**Given problem**
State how many lines of the data contain the word "Discoverers", and write nothing besides the number.

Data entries
═══

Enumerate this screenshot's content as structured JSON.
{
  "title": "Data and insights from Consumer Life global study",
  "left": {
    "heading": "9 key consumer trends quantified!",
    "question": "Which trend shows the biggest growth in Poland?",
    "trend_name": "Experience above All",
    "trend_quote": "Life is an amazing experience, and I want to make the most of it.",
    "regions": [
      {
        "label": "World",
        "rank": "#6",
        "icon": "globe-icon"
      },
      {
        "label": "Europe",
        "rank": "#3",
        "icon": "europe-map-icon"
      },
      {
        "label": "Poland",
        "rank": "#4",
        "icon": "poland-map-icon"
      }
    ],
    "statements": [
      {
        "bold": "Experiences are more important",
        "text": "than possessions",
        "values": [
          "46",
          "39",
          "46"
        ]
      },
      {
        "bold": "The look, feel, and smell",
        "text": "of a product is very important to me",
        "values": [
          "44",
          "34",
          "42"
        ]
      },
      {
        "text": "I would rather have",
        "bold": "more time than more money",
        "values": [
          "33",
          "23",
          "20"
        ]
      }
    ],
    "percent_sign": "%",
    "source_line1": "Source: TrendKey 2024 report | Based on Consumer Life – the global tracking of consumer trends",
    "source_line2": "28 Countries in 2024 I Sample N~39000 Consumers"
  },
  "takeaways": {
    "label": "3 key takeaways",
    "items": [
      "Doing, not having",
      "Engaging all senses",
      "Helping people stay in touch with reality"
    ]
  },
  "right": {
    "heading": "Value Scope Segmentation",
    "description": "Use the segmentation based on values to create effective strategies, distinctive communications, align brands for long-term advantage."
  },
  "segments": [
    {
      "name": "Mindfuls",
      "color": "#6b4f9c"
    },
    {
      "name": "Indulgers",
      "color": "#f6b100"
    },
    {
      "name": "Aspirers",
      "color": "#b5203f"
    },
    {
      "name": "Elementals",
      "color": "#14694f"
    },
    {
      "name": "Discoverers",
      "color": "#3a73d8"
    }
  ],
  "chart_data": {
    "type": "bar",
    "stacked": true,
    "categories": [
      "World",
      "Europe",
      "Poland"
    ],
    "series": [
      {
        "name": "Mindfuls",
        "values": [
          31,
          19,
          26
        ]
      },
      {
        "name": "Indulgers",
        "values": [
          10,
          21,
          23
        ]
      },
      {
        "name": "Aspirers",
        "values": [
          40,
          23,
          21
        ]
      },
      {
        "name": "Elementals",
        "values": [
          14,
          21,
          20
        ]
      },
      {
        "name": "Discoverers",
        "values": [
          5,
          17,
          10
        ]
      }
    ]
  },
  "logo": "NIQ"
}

═══

**Exercise result**
2